Skip the images and return the records below exactly.
◆ ◆ ◆ ◆ ◆ ◆ ◆
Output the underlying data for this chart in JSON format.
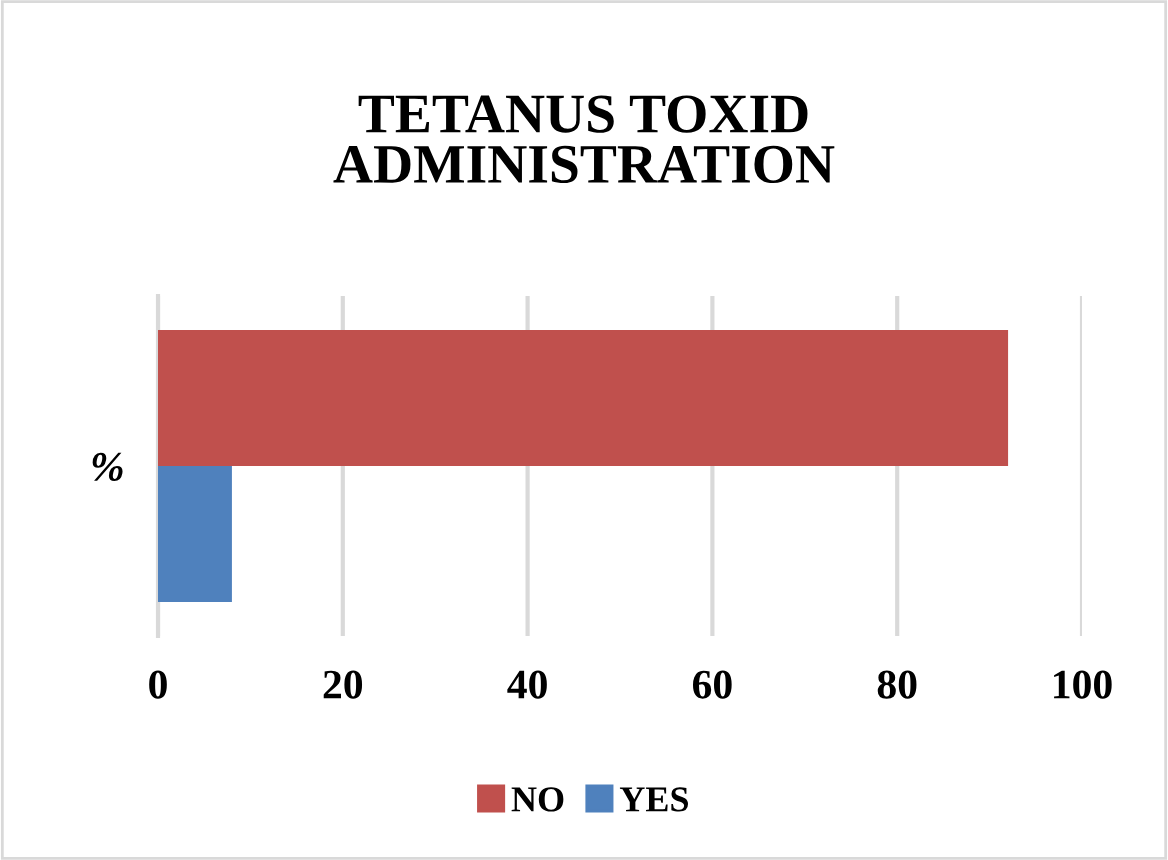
{
  "chart_data": {
    "type": "bar",
    "orientation": "horizontal",
    "title": "TETANUS TOXID\nADMINISTRATION",
    "categories": [
      "%"
    ],
    "series": [
      {
        "name": "NO",
        "color": "#c0504d",
        "values": [
          92
        ]
      },
      {
        "name": "YES",
        "color": "#4f81bd",
        "values": [
          8
        ]
      }
    ],
    "xlim": [
      0,
      100
    ],
    "xticks": [
      0,
      20,
      40,
      60,
      80,
      100
    ],
    "grid": "x",
    "legend": "bottom"
  }
}
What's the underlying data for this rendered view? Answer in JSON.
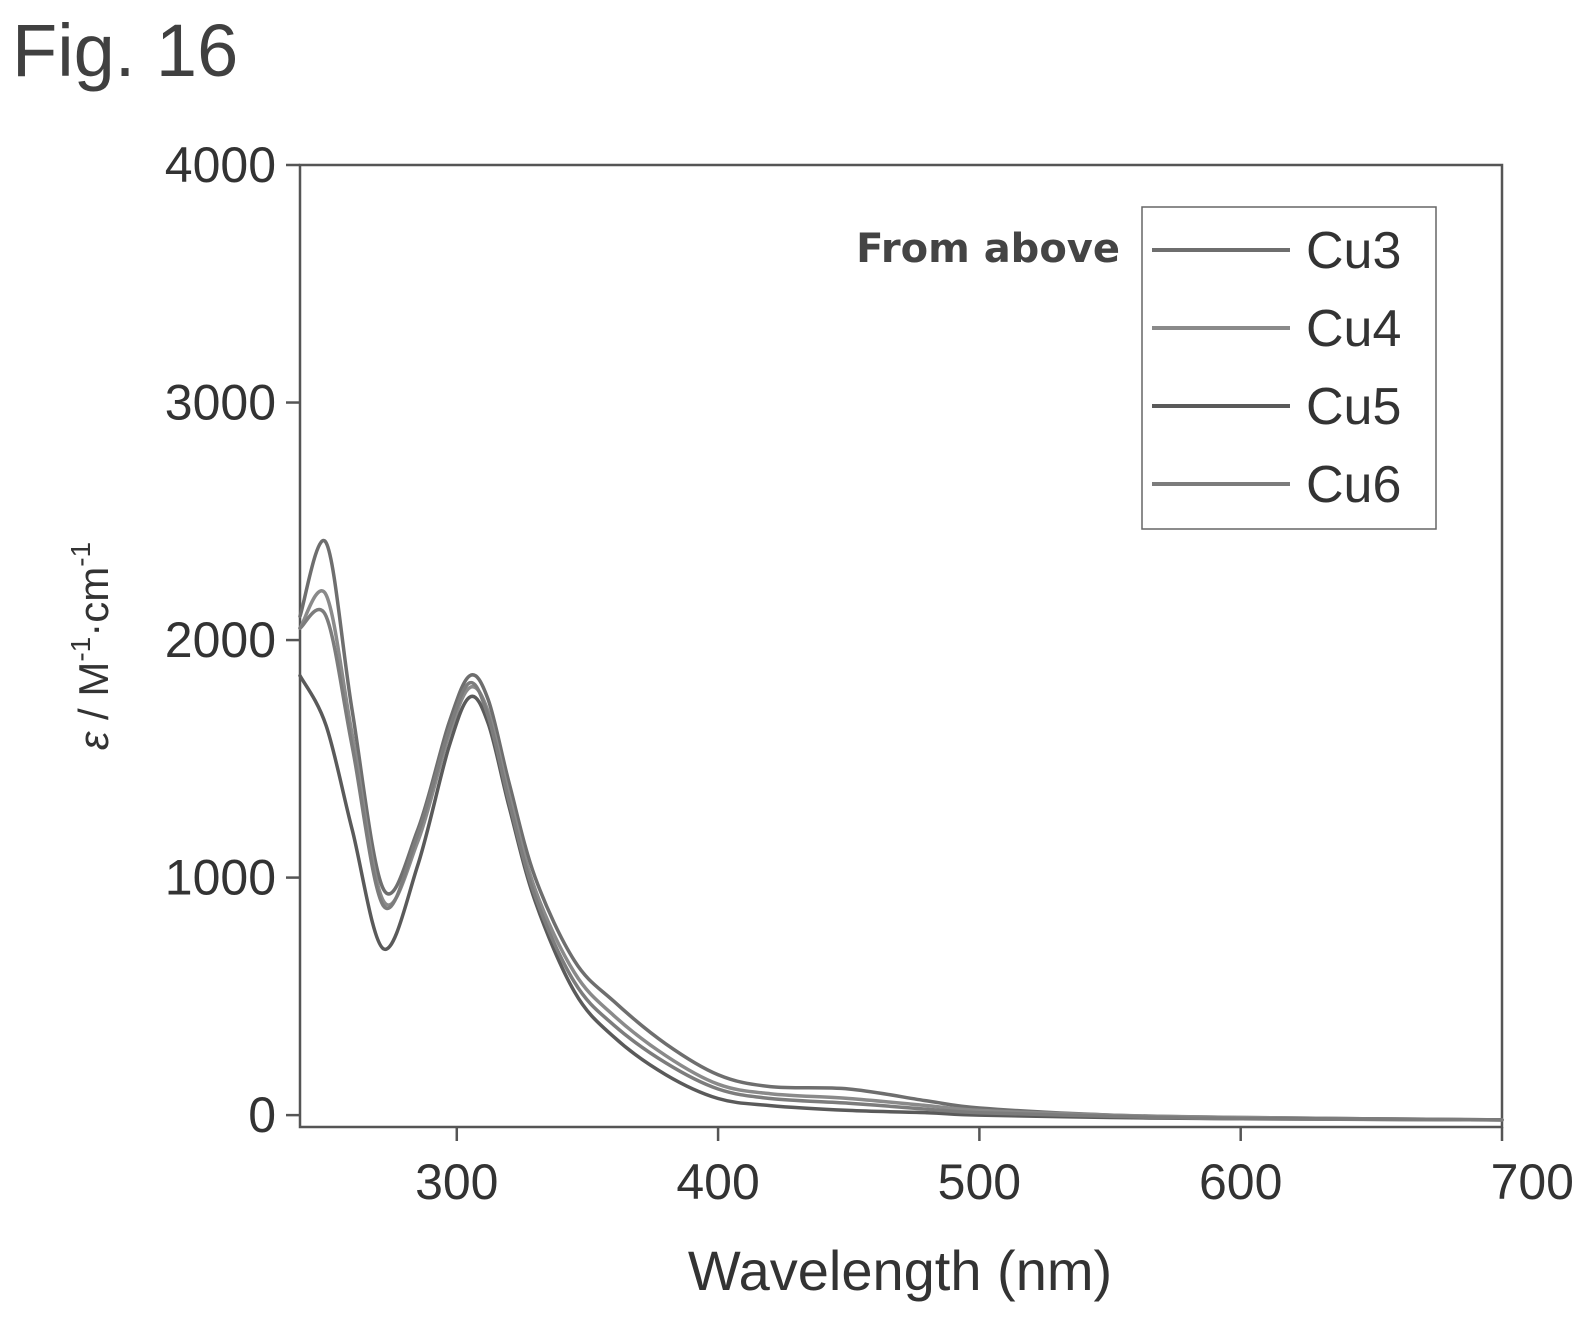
◆ ◆ ◆ ◆ ◆ ◆ ◆
- _Result_
Output the underlying data for this chart in JSON format.
{
  "chart_data": {
    "type": "bar",
    "orientation": "horizontal",
    "title": "TETANUS TOXID\nADMINISTRATION",
    "categories": [
      "%"
    ],
    "series": [
      {
        "name": "NO",
        "color": "#c0504d",
        "values": [
          92
        ]
      },
      {
        "name": "YES",
        "color": "#4f81bd",
        "values": [
          8
        ]
      }
    ],
    "xlim": [
      0,
      100
    ],
    "xticks": [
      0,
      20,
      40,
      60,
      80,
      100
    ],
    "grid": "x",
    "legend": "bottom"
  }
}
What's the underlying data for this rendered view? Answer in JSON.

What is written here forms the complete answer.